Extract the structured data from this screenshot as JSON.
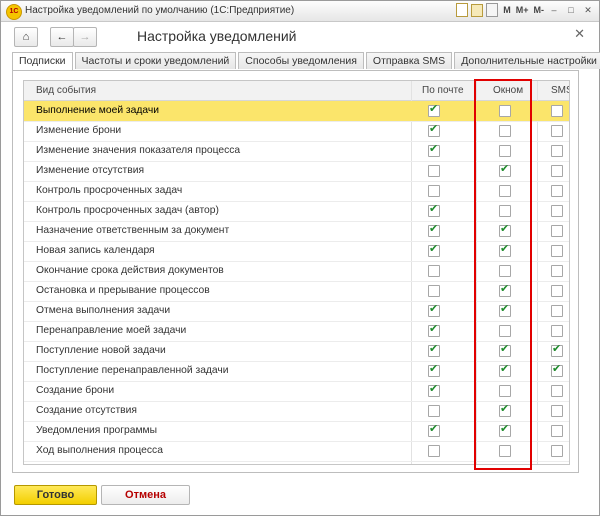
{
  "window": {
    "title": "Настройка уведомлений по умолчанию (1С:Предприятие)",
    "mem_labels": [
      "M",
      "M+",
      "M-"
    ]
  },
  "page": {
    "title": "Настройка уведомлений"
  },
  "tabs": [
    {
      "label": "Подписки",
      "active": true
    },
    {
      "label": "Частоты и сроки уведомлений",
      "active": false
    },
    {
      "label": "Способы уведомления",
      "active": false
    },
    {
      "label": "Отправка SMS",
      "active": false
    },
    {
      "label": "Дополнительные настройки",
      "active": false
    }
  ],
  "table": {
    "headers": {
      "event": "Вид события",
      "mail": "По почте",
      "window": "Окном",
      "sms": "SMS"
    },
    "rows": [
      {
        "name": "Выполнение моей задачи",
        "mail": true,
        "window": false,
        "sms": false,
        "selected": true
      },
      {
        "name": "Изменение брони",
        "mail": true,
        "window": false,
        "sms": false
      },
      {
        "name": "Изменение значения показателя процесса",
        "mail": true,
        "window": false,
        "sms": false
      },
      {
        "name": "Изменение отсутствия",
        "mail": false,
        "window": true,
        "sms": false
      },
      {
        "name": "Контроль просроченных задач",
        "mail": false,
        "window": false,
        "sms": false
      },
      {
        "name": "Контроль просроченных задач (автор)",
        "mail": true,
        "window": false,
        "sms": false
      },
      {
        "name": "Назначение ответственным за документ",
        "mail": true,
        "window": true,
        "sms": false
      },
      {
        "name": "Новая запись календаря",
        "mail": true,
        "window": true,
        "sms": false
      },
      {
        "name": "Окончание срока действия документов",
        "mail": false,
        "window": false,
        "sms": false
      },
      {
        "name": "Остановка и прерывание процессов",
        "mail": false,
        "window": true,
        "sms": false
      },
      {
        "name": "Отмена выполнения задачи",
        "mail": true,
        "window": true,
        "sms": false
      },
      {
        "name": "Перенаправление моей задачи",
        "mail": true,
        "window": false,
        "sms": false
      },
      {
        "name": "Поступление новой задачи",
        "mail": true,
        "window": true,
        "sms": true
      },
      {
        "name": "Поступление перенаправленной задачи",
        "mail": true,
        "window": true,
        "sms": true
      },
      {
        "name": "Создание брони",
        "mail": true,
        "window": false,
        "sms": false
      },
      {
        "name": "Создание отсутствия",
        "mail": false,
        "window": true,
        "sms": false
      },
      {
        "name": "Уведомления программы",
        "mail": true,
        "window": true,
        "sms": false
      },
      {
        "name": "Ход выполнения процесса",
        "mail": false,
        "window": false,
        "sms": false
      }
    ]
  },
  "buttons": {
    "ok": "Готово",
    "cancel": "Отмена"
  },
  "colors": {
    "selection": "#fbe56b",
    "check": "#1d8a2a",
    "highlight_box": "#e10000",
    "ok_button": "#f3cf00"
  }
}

***

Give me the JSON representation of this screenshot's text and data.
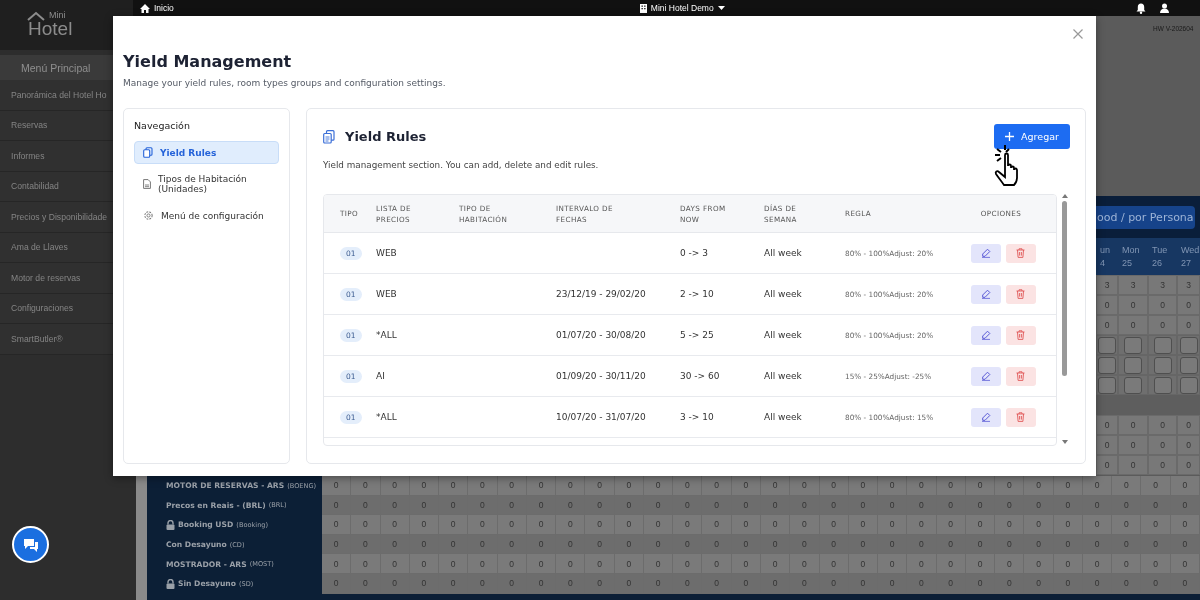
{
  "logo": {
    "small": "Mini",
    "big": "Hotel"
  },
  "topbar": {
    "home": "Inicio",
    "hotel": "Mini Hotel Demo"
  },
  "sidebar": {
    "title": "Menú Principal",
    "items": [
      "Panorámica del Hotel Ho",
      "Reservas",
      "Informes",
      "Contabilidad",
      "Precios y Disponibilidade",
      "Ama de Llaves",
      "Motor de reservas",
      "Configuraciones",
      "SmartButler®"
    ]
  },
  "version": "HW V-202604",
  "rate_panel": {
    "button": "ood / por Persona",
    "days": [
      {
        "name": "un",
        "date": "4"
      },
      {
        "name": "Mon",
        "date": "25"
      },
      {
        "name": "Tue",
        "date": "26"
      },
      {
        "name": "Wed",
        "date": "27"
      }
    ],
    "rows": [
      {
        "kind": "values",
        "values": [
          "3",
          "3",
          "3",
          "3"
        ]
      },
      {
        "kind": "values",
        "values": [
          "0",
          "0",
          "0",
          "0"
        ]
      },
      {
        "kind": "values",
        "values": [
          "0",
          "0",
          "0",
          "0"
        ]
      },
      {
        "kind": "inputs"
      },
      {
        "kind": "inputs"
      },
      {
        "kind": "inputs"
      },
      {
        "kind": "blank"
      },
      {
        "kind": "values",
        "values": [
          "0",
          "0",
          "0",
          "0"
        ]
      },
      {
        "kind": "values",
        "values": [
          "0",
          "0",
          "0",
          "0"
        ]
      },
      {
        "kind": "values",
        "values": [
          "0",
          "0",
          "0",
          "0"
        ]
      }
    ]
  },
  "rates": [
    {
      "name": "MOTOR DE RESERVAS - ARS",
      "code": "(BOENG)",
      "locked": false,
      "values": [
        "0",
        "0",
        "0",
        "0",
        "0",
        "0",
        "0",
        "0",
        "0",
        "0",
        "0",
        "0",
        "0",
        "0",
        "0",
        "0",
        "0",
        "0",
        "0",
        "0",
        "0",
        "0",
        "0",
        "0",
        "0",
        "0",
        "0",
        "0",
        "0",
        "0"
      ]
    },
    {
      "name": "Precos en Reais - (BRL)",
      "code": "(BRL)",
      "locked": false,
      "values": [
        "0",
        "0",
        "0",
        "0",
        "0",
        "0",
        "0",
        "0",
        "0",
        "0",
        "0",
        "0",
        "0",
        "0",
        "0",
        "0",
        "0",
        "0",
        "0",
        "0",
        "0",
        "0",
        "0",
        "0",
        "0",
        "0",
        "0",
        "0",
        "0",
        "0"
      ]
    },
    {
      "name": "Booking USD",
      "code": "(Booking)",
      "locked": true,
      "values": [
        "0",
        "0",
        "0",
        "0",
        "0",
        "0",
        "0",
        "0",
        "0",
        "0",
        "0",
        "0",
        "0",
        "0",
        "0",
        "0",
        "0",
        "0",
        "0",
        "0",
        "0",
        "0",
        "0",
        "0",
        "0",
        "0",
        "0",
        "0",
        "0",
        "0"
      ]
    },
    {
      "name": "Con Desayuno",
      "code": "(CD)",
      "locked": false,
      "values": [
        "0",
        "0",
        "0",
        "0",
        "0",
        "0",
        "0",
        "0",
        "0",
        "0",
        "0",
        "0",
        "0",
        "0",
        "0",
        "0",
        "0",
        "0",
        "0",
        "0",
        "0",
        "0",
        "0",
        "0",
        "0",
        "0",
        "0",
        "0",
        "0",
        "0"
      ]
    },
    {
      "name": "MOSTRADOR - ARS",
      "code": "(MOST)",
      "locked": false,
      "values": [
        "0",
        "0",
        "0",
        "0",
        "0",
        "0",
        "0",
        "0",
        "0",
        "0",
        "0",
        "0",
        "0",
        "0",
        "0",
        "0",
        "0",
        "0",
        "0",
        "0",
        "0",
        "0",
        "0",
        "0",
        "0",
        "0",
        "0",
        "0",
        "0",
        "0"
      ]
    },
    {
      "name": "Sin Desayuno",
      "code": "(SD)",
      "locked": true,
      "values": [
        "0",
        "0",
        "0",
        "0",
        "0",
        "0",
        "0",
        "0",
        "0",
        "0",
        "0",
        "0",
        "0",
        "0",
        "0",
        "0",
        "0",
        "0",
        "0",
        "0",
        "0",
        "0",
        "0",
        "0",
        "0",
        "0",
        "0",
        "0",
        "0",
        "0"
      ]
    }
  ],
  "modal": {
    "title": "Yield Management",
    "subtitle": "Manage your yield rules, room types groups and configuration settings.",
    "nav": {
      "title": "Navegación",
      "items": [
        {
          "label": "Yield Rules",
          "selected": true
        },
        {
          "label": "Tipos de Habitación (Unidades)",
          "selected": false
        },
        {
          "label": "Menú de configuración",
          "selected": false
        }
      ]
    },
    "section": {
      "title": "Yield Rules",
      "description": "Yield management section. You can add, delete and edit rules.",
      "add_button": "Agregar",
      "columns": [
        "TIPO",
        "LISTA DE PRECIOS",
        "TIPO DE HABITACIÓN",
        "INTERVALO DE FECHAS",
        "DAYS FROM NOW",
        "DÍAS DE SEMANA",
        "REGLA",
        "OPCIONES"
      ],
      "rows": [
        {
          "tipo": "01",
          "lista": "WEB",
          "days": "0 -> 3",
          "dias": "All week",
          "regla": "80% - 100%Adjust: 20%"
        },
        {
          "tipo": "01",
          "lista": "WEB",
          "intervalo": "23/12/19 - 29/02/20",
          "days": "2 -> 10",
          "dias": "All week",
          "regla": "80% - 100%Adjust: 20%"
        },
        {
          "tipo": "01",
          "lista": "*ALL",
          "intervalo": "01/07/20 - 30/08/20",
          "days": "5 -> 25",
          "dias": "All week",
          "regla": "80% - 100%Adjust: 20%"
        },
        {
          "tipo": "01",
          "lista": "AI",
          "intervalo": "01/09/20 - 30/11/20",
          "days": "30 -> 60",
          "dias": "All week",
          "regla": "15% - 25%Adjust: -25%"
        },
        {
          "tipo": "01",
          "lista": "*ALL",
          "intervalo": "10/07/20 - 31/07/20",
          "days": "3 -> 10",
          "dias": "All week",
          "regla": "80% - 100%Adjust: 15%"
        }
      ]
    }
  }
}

***

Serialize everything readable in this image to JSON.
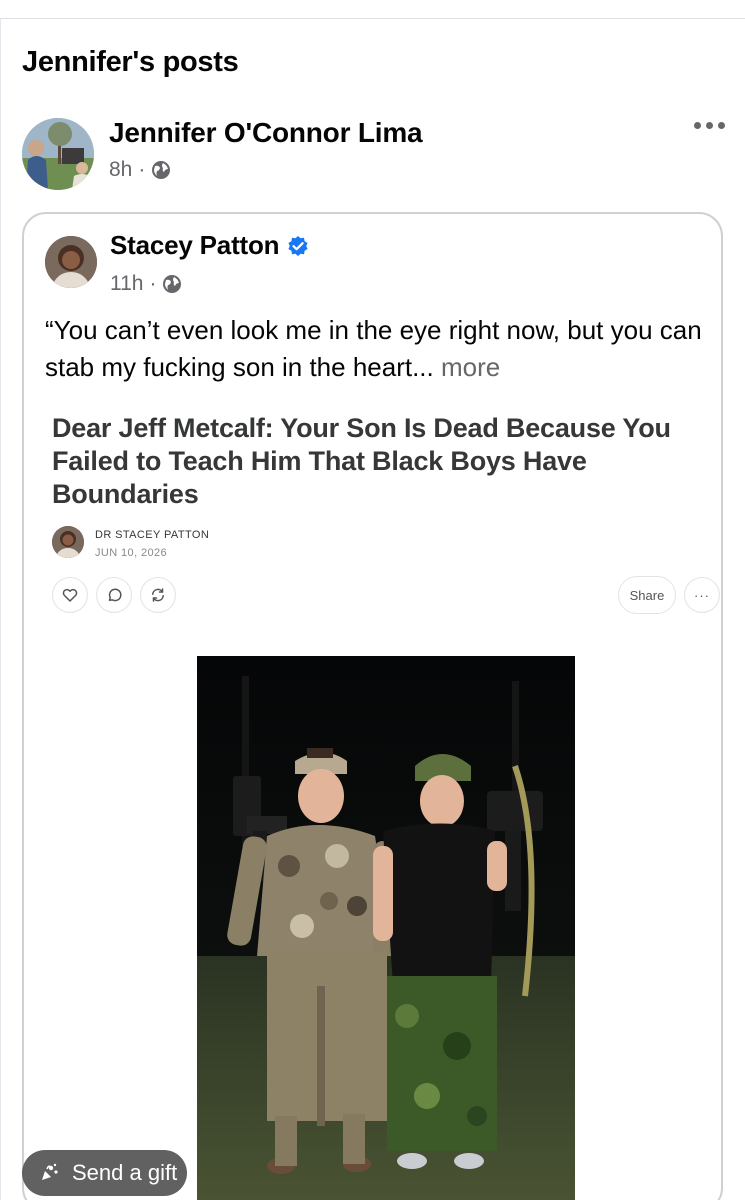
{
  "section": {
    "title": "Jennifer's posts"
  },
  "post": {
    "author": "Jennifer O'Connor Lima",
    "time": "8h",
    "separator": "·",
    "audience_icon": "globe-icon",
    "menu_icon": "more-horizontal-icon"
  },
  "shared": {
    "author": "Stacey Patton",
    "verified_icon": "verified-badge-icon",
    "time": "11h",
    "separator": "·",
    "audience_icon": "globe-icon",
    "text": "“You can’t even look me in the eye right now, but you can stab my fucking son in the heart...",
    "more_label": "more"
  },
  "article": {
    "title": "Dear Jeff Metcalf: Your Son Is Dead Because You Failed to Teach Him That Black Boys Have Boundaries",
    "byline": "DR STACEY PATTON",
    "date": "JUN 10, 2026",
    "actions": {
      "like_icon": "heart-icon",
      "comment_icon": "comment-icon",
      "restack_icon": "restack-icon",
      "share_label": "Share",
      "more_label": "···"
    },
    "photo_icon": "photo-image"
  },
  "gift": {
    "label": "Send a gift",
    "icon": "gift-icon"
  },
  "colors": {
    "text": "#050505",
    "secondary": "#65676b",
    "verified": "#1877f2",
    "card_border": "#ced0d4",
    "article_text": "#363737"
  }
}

***

### Problem details
Scan the records above for the string "Menú", then select every line that holds it.

### Solution below
    "title": "Menú Principal",
          "label": "Menú de configuración",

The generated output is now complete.